Drop every picture, then transcribe the remaining data exactly.

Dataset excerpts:
######

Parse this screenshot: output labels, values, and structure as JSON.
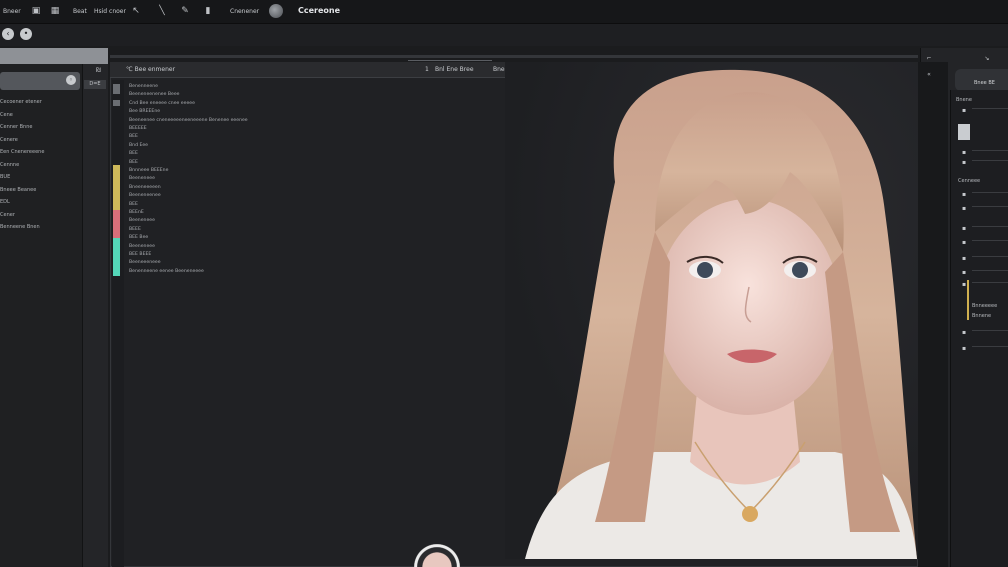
{
  "menubar": {
    "items": [
      "Bneer",
      "Beat",
      "Hsid cnoer"
    ],
    "zoom_label": "Cnenener",
    "title": "Ccereone"
  },
  "left_panel": {
    "col2_top": "₪",
    "col2_label": "D=E",
    "items": [
      "Cecoener etener",
      "Cene",
      "Cenner Bnne",
      "Cenere",
      "Een Cnenereeene",
      "Cennne",
      "BUE",
      "Bneee Beanee",
      "EDL",
      "Cener",
      "Benneene Bnen"
    ]
  },
  "editor": {
    "tabs": [
      "℃ Bee enmener",
      "1",
      "Bnl Ene Bree",
      "Bnenenee"
    ],
    "lines": [
      "Benenneene",
      "Beeneneenenee Beee",
      "Cnd Bee eneeee cnee eeeee",
      "Bee BREEEne",
      "Beeneenee cneneeeeeneeneeene Benenee eeenee",
      "BEEEEE",
      "BEE",
      "Bnd Eee",
      "BEE",
      "BEE",
      "Bnnneee BEEEne",
      "Beeneneee",
      "Bneeneeeeen",
      "Beeneneenee",
      "BEE",
      "BEEnE",
      "Beeneneee",
      "BEEE",
      "BEE Bee",
      "Beeneneee",
      "BEE BEEE",
      "Beeneeeneee",
      "Benenneene eenee Beeneneeee"
    ]
  },
  "right_panel": {
    "head_label": "Bnee BE",
    "section_label": "Cenneee",
    "labels": [
      "Bnene",
      "Bnneeeee",
      "Bnnene"
    ]
  },
  "colors": {
    "accent_yellow": "#cdb85a",
    "accent_pink": "#d86e7a",
    "accent_teal": "#54d6b8"
  }
}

######

EXERCISE OUTPUT
Parse this screenshot: output labels, values, and structure as JSON.
{
  "menubar": {
    "items": [
      "Bneer",
      "Beat",
      "Hsid cnoer"
    ],
    "zoom_label": "Cnenener",
    "title": "Ccereone"
  },
  "left_panel": {
    "col2_top": "₪",
    "col2_label": "D=E",
    "items": [
      "Cecoener etener",
      "Cene",
      "Cenner Bnne",
      "Cenere",
      "Een Cnenereeene",
      "Cennne",
      "BUE",
      "Bneee Beanee",
      "EDL",
      "Cener",
      "Benneene Bnen"
    ]
  },
  "editor": {
    "tabs": [
      "℃ Bee enmener",
      "1",
      "Bnl Ene Bree",
      "Bnenenee"
    ],
    "lines": [
      "Benenneene",
      "Beeneneenenee Beee",
      "Cnd Bee eneeee cnee eeeee",
      "Bee BREEEne",
      "Beeneenee cneneeeeeneeneeene Benenee eeenee",
      "BEEEEE",
      "BEE",
      "Bnd Eee",
      "BEE",
      "BEE",
      "Bnnneee BEEEne",
      "Beeneneee",
      "Bneeneeeeen",
      "Beeneneenee",
      "BEE",
      "BEEnE",
      "Beeneneee",
      "BEEE",
      "BEE Bee",
      "Beeneneee",
      "BEE BEEE",
      "Beeneeeneee",
      "Benenneene eenee Beeneneeee"
    ]
  },
  "right_panel": {
    "head_label": "Bnee BE",
    "section_label": "Cenneee",
    "labels": [
      "Bnene",
      "Bnneeeee",
      "Bnnene"
    ]
  },
  "colors": {
    "accent_yellow": "#cdb85a",
    "accent_pink": "#d86e7a",
    "accent_teal": "#54d6b8"
  }
}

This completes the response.